▸ **PROMPT**
Leave out the pictures; transcribe all else exactly.
___
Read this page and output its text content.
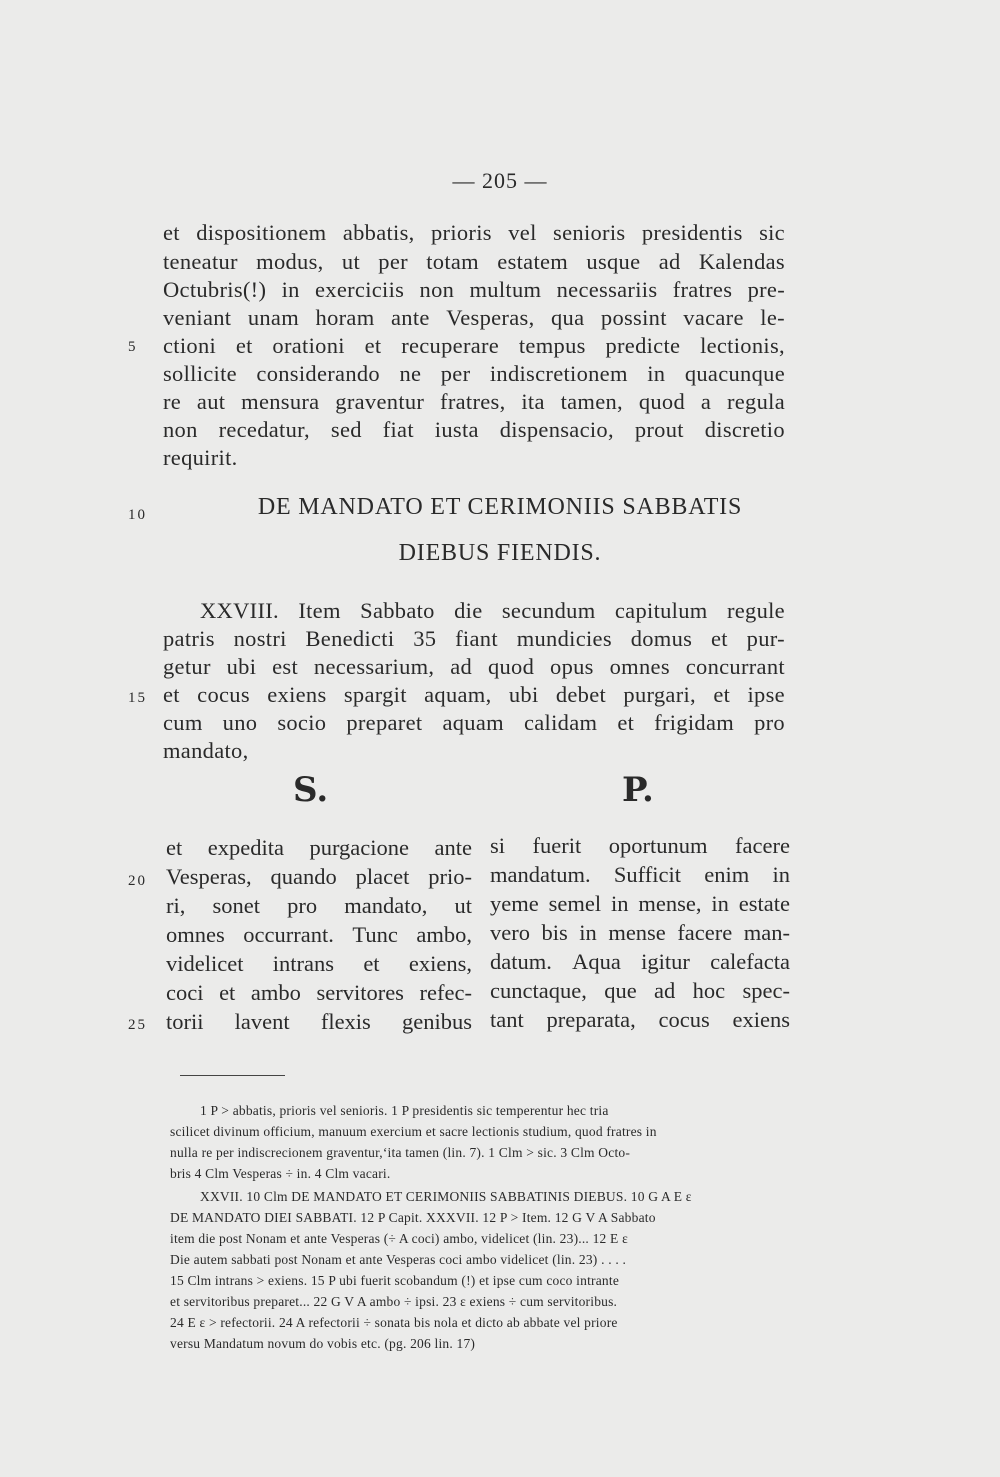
— 205 —
et dispositionem abbatis, prioris vel senioris presidentis sic
teneatur modus, ut per totam estatem usque ad Kalendas
Octubris(!) in exerciciis non multum necessariis fratres pre-
veniant unam horam ante Vesperas, qua possint vacare le-
ctioni et orationi et recuperare tempus predicte lectionis,
sollicite considerando ne per indiscretionem in quacunque
re aut mensura graventur fratres, ita tamen, quod a regula
non recedatur, sed fiat iusta dispensacio, prout discretio
requirit.
5
10	DE MANDATO ET CERIMONIIS SABBATIS
DIEBUS FIENDIS.
XXVIII. Item Sabbato die secundum capitulum regule
patris nostri Benedicti 35 fiant mundicies domus et pur-
getur ubi est necessarium, ad quod opus omnes concurrant
et cocus exiens spargit aquam, ubi debet purgari, et ipse
cum uno socio preparet aquam calidam et frigidam pro
mandato,
15
S.	P.
et expedita purgacione ante
Vesperas, quando placet prio-
ri, sonet pro mandato, ut
omnes occurrant. Tunc ambo,
videlicet intrans et exiens,
coci et ambo servitores refec-
torii lavent flexis genibus
si fuerit oportunum facere
mandatum. Sufficit enim in
yeme semel in mense, in estate
vero bis in mense facere man-
datum. Aqua igitur calefacta
cunctaque, que ad hoc spec-
tant preparata, cocus exiens
20
25
1 P > abbatis, prioris vel senioris. 1 P presidentis sic temperentur hec tria
scilicet divinum officium, manuum exercium et sacre lectionis studium, quod fratres in
nulla re per indiscrecionem graventur,‘ita tamen (lin. 7). 1 Clm > sic. 3 Clm Octo-
bris 4 Clm Vesperas ÷ in. 4 Clm vacari.
XXVII. 10 Clm DE MANDATO ET CERIMONIIS SABBATINIS DIEBUS. 10 G A E ε
DE MANDATO DIEI SABBATI. 12 P Capit. XXXVII. 12 P > Item. 12 G V A Sabbato
item die post Nonam et ante Vesperas (÷ A coci) ambo, videlicet (lin. 23)... 12 E ε
Die autem sabbati post Nonam et ante Vesperas coci ambo videlicet (lin. 23) . . . .
15 Clm intrans > exiens. 15 P ubi fuerit scobandum (!) et ipse cum coco intrante
et servitoribus preparet... 22 G V A ambo ÷ ipsi. 23 ε exiens ÷ cum servitoribus.
24 E ε > refectorii. 24 A refectorii ÷ sonata bis nola et dicto ab abbate vel priore
versu Mandatum novum do vobis etc. (pg. 206 lin. 17)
___
▸ **CORRECT RESPONSE**
Read this page and output its text content.
— 205 —
et dispositionem abbatis, prioris vel senioris presidentis sic
teneatur modus, ut per totam estatem usque ad Kalendas
Octubris(!) in exerciciis non multum necessariis fratres pre-
veniant unam horam ante Vesperas, qua possint vacare le-
ctioni et orationi et recuperare tempus predicte lectionis,
sollicite considerando ne per indiscretionem in quacunque
re aut mensura graventur fratres, ita tamen, quod a regula
non recedatur, sed fiat iusta dispensacio, prout discretio
requirit.
5
10	DE MANDATO ET CERIMONIIS SABBATIS
DIEBUS FIENDIS.
XXVIII. Item Sabbato die secundum capitulum regule
patris nostri Benedicti 35 fiant mundicies domus et pur-
getur ubi est necessarium, ad quod opus omnes concurrant
et cocus exiens spargit aquam, ubi debet purgari, et ipse
cum uno socio preparet aquam calidam et frigidam pro
mandato,
15
S.	P.
et expedita purgacione ante
Vesperas, quando placet prio-
ri, sonet pro mandato, ut
omnes occurrant. Tunc ambo,
videlicet intrans et exiens,
coci et ambo servitores refec-
torii lavent flexis genibus
si fuerit oportunum facere
mandatum. Sufficit enim in
yeme semel in mense, in estate
vero bis in mense facere man-
datum. Aqua igitur calefacta
cunctaque, que ad hoc spec-
tant preparata, cocus exiens
20
25
1 P > abbatis, prioris vel senioris. 1 P presidentis sic temperentur hec tria
scilicet divinum officium, manuum exercium et sacre lectionis studium, quod fratres in
nulla re per indiscrecionem graventur,‘ita tamen (lin. 7). 1 Clm > sic. 3 Clm Octo-
bris 4 Clm Vesperas ÷ in. 4 Clm vacari.
XXVII. 10 Clm DE MANDATO ET CERIMONIIS SABBATINIS DIEBUS. 10 G A E ε
DE MANDATO DIEI SABBATI. 12 P Capit. XXXVII. 12 P > Item. 12 G V A Sabbato
item die post Nonam et ante Vesperas (÷ A coci) ambo, videlicet (lin. 23)... 12 E ε
Die autem sabbati post Nonam et ante Vesperas coci ambo videlicet (lin. 23) . . . .
15 Clm intrans > exiens. 15 P ubi fuerit scobandum (!) et ipse cum coco intrante
et servitoribus preparet... 22 G V A ambo ÷ ipsi. 23 ε exiens ÷ cum servitoribus.
24 E ε > refectorii. 24 A refectorii ÷ sonata bis nola et dicto ab abbate vel priore
versu Mandatum novum do vobis etc. (pg. 206 lin. 17)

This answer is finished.